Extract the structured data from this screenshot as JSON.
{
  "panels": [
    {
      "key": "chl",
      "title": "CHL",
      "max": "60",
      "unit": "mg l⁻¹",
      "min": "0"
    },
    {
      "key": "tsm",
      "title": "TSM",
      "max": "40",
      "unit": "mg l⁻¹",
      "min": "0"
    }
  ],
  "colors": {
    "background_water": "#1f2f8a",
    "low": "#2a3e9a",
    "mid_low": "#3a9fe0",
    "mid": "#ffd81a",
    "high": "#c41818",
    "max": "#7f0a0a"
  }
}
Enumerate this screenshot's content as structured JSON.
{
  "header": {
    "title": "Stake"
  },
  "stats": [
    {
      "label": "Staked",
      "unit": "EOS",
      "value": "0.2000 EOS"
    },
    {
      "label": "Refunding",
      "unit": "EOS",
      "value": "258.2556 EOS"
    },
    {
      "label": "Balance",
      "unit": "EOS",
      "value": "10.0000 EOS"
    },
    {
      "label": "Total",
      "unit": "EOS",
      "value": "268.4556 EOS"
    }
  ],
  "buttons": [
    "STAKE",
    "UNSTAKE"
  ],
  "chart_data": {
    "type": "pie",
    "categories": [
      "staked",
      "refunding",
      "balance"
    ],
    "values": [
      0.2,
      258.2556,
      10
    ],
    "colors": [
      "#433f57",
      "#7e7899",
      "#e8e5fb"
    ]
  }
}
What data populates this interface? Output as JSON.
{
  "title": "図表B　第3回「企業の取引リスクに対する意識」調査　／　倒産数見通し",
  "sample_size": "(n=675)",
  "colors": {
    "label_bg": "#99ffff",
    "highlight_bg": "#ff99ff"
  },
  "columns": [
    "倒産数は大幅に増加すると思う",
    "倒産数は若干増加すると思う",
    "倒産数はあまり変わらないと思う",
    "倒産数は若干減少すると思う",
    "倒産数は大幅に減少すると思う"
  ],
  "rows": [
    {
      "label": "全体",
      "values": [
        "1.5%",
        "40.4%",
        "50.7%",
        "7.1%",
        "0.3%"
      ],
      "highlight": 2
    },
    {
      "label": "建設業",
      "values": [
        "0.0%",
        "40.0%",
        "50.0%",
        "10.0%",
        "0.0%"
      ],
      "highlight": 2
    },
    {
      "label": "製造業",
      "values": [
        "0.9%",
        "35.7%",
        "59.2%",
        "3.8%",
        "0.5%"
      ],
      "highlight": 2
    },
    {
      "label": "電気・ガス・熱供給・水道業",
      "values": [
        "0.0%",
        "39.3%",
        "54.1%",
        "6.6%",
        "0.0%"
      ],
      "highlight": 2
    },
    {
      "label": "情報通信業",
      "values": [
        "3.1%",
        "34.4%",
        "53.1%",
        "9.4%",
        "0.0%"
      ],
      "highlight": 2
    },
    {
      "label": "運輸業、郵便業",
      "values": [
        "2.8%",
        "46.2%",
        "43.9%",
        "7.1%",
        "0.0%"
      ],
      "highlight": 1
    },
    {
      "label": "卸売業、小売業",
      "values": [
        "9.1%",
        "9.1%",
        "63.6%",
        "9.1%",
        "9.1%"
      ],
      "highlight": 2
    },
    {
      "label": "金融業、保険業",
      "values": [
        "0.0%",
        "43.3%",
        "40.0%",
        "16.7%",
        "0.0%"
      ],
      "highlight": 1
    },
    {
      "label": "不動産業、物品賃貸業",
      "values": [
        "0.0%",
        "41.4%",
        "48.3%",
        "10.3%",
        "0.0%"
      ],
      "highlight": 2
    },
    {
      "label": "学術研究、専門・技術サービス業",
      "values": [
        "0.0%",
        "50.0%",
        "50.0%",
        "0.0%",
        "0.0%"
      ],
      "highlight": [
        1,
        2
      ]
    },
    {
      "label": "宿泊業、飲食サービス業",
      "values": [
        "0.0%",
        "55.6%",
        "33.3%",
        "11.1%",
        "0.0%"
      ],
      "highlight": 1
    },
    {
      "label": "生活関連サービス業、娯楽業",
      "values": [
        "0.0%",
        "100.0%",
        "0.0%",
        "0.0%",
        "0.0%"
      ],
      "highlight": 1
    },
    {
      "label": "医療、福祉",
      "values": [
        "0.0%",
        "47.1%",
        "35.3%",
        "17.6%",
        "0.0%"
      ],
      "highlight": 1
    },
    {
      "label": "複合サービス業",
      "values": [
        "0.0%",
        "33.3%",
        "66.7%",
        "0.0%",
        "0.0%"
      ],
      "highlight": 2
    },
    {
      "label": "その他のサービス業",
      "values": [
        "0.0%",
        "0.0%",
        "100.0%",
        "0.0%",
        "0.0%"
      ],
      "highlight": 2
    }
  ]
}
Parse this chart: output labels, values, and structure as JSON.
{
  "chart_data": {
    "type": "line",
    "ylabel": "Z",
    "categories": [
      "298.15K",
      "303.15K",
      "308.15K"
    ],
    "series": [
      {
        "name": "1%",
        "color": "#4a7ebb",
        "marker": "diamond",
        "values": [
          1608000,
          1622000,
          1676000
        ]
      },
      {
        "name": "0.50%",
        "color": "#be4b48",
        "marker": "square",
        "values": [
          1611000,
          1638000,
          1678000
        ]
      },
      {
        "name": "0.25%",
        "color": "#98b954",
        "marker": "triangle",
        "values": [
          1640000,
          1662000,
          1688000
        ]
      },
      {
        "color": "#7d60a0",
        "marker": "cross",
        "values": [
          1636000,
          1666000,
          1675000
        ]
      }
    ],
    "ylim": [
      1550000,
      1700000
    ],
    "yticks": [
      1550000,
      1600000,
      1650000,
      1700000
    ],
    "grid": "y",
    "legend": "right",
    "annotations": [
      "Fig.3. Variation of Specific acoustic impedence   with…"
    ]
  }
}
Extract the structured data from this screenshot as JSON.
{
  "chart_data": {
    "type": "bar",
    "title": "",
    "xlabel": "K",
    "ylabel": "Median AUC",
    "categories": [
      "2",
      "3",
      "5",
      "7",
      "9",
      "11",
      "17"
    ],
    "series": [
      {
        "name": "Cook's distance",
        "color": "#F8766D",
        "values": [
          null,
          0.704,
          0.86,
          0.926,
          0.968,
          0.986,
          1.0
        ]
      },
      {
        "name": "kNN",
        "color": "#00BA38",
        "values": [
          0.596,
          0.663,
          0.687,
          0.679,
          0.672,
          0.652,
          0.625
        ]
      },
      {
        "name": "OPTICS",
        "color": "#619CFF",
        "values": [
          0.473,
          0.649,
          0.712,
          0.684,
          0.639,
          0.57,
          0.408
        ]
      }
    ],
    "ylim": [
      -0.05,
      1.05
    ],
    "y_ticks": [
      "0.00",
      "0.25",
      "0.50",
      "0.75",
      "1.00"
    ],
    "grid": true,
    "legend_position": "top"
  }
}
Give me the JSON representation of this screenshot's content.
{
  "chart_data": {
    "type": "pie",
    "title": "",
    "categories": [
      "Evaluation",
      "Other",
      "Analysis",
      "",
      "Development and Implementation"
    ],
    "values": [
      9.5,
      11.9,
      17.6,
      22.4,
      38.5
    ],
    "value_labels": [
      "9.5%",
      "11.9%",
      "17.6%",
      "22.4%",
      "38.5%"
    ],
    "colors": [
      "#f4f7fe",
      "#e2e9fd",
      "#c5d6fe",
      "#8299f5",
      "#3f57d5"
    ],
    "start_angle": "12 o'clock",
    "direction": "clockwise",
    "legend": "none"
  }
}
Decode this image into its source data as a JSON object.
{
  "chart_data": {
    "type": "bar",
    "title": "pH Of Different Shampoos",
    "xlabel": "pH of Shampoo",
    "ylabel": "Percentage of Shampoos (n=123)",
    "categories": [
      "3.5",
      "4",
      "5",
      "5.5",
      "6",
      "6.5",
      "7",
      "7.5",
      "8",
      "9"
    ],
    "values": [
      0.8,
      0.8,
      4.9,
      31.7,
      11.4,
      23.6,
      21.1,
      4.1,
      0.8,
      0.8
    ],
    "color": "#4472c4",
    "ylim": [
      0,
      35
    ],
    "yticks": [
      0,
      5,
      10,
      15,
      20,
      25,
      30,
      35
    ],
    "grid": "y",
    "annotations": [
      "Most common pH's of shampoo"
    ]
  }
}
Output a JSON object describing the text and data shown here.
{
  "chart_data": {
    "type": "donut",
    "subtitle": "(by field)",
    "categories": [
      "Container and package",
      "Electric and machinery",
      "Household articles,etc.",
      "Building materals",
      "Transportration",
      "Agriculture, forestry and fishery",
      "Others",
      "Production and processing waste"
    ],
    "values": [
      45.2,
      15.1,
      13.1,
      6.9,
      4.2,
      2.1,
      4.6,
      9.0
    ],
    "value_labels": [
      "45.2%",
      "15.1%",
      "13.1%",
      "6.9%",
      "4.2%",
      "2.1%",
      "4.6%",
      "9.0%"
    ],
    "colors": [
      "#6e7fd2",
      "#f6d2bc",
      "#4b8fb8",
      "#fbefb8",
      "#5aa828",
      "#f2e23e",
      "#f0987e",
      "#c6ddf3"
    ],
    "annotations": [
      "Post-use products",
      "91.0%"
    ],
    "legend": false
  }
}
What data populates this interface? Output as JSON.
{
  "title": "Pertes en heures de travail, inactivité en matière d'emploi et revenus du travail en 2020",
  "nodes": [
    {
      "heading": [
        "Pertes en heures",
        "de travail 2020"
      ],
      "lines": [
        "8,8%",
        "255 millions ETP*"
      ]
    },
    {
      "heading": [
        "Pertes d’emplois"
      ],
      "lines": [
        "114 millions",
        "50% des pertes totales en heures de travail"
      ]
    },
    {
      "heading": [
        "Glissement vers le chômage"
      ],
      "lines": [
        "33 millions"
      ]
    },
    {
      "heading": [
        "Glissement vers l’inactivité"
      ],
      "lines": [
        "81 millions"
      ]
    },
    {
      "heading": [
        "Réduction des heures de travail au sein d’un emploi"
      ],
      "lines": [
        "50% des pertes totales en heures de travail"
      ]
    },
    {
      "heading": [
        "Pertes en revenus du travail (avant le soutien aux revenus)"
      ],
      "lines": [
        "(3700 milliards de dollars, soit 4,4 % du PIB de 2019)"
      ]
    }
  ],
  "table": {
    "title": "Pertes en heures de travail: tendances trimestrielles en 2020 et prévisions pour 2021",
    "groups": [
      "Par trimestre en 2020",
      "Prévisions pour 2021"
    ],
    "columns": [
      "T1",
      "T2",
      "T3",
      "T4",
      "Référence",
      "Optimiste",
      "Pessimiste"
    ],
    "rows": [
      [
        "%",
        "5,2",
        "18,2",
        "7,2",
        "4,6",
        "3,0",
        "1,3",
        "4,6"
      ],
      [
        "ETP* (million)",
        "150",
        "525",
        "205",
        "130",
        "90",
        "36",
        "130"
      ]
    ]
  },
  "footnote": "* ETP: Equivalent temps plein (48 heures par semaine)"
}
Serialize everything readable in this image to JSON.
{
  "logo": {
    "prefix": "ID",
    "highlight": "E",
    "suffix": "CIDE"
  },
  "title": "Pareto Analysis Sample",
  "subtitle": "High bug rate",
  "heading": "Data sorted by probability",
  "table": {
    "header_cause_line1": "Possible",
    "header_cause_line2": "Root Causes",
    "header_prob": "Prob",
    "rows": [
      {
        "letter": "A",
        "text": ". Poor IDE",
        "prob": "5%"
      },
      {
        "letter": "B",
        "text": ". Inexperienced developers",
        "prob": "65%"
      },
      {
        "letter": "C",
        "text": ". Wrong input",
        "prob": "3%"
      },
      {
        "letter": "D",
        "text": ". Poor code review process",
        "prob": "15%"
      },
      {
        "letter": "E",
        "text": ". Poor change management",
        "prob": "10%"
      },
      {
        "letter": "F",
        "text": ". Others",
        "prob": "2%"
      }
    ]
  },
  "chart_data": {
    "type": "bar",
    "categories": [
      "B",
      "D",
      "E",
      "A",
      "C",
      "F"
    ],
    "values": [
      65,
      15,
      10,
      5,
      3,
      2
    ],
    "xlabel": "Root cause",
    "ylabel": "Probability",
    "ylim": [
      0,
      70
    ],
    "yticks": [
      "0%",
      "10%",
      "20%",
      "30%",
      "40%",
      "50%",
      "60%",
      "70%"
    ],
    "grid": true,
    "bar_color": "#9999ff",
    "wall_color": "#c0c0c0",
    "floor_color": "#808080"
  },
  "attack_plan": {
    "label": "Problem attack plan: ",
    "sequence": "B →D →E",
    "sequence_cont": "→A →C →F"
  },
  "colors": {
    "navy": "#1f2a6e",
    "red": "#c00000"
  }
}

- DIRECTIONS
Tally the lines of the preceding listing in which the word "marker" appears; state nothing but the total.

- FINISHED EXERCISE
4